WRITTEN TASK:
Word for word, restate every line of the material.

### SUPPLIED MATERIAL ###

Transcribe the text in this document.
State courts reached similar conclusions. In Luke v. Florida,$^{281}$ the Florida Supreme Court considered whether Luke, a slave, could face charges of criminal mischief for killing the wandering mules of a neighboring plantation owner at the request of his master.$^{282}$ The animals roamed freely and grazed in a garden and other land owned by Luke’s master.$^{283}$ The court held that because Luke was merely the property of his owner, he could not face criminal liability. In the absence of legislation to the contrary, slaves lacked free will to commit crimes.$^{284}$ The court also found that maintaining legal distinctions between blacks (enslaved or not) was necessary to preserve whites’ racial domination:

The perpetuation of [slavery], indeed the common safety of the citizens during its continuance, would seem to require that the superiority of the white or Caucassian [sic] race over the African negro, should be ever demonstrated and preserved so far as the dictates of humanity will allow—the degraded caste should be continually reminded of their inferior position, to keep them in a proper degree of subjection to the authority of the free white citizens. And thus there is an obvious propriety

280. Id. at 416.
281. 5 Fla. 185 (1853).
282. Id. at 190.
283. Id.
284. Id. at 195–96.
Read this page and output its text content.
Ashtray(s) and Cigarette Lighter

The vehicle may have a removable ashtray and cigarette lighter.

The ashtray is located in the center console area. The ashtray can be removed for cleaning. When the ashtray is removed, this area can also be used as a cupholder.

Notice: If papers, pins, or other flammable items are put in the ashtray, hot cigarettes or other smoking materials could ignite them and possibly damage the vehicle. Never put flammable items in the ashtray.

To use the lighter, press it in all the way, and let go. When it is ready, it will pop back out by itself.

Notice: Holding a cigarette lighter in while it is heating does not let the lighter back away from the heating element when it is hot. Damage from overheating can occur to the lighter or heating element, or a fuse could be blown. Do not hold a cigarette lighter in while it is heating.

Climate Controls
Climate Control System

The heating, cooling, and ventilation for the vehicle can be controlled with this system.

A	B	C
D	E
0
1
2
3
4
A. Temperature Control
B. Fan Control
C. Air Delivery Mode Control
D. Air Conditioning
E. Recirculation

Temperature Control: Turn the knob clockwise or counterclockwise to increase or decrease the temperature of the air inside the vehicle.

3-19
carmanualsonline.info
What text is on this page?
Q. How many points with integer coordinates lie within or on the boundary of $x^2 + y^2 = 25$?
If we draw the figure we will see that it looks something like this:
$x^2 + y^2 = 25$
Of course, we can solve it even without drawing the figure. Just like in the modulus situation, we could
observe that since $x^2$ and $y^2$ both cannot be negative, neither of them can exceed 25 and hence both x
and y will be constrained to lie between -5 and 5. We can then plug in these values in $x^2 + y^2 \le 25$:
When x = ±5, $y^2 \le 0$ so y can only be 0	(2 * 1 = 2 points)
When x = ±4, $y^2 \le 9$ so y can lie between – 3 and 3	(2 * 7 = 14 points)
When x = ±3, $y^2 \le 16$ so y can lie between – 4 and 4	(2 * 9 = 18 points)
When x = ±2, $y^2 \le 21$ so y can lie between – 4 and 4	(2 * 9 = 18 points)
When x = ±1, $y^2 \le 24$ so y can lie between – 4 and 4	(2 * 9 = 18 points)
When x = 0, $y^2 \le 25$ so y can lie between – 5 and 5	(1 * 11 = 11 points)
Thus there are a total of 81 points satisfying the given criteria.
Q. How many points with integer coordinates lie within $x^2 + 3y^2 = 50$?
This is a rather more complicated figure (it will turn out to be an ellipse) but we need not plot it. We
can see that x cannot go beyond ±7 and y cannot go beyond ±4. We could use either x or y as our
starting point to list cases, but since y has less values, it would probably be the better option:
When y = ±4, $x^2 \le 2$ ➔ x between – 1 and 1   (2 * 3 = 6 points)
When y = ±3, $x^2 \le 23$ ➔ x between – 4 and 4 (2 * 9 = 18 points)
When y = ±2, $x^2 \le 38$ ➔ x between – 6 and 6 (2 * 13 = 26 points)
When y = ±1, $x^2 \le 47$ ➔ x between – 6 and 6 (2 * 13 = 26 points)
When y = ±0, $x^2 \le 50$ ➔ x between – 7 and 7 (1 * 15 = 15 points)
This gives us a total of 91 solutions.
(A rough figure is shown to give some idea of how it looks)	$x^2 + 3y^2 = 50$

###

ANSWER IN FULL:
Transcribe the text in this document.
State courts reached similar conclusions. In Luke v. Florida,$^{281}$ the Florida Supreme Court considered whether Luke, a slave, could face charges of criminal mischief for killing the wandering mules of a neighboring plantation owner at the request of his master.$^{282}$ The animals roamed freely and grazed in a garden and other land owned by Luke’s master.$^{283}$ The court held that because Luke was merely the property of his owner, he could not face criminal liability. In the absence of legislation to the contrary, slaves lacked free will to commit crimes.$^{284}$ The court also found that maintaining legal distinctions between blacks (enslaved or not) was necessary to preserve whites’ racial domination:

The perpetuation of [slavery], indeed the common safety of the citizens during its continuance, would seem to require that the superiority of the white or Caucassian [sic] race over the African negro, should be ever demonstrated and preserved so far as the dictates of humanity will allow—the degraded caste should be continually reminded of their inferior position, to keep them in a proper degree of subjection to the authority of the free white citizens. And thus there is an obvious propriety

280. Id. at 416.
281. 5 Fla. 185 (1853).
282. Id. at 190.
283. Id.
284. Id. at 195–96.
Read this page and output its text content.
Ashtray(s) and Cigarette Lighter

The vehicle may have a removable ashtray and cigarette lighter.

The ashtray is located in the center console area. The ashtray can be removed for cleaning. When the ashtray is removed, this area can also be used as a cupholder.

Notice: If papers, pins, or other flammable items are put in the ashtray, hot cigarettes or other smoking materials could ignite them and possibly damage the vehicle. Never put flammable items in the ashtray.

To use the lighter, press it in all the way, and let go. When it is ready, it will pop back out by itself.

Notice: Holding a cigarette lighter in while it is heating does not let the lighter back away from the heating element when it is hot. Damage from overheating can occur to the lighter or heating element, or a fuse could be blown. Do not hold a cigarette lighter in while it is heating.

Climate Controls
Climate Control System

The heating, cooling, and ventilation for the vehicle can be controlled with this system.

A	B	C
D	E
0
1
2
3
4
A. Temperature Control
B. Fan Control
C. Air Delivery Mode Control
D. Air Conditioning
E. Recirculation

Temperature Control: Turn the knob clockwise or counterclockwise to increase or decrease the temperature of the air inside the vehicle.

3-19
carmanualsonline.info
What text is on this page?
Q. How many points with integer coordinates lie within or on the boundary of $x^2 + y^2 = 25$?
If we draw the figure we will see that it looks something like this:
$x^2 + y^2 = 25$
Of course, we can solve it even without drawing the figure. Just like in the modulus situation, we could
observe that since $x^2$ and $y^2$ both cannot be negative, neither of them can exceed 25 and hence both x
and y will be constrained to lie between -5 and 5. We can then plug in these values in $x^2 + y^2 \le 25$:
When x = ±5, $y^2 \le 0$ so y can only be 0	(2 * 1 = 2 points)
When x = ±4, $y^2 \le 9$ so y can lie between – 3 and 3	(2 * 7 = 14 points)
When x = ±3, $y^2 \le 16$ so y can lie between – 4 and 4	(2 * 9 = 18 points)
When x = ±2, $y^2 \le 21$ so y can lie between – 4 and 4	(2 * 9 = 18 points)
When x = ±1, $y^2 \le 24$ so y can lie between – 4 and 4	(2 * 9 = 18 points)
When x = 0, $y^2 \le 25$ so y can lie between – 5 and 5	(1 * 11 = 11 points)
Thus there are a total of 81 points satisfying the given criteria.
Q. How many points with integer coordinates lie within $x^2 + 3y^2 = 50$?
This is a rather more complicated figure (it will turn out to be an ellipse) but we need not plot it. We
can see that x cannot go beyond ±7 and y cannot go beyond ±4. We could use either x or y as our
starting point to list cases, but since y has less values, it would probably be the better option:
When y = ±4, $x^2 \le 2$ ➔ x between – 1 and 1   (2 * 3 = 6 points)
When y = ±3, $x^2 \le 23$ ➔ x between – 4 and 4 (2 * 9 = 18 points)
When y = ±2, $x^2 \le 38$ ➔ x between – 6 and 6 (2 * 13 = 26 points)
When y = ±1, $x^2 \le 47$ ➔ x between – 6 and 6 (2 * 13 = 26 points)
When y = ±0, $x^2 \le 50$ ➔ x between – 7 and 7 (1 * 15 = 15 points)
This gives us a total of 91 solutions.
(A rough figure is shown to give some idea of how it looks)	$x^2 + 3y^2 = 50$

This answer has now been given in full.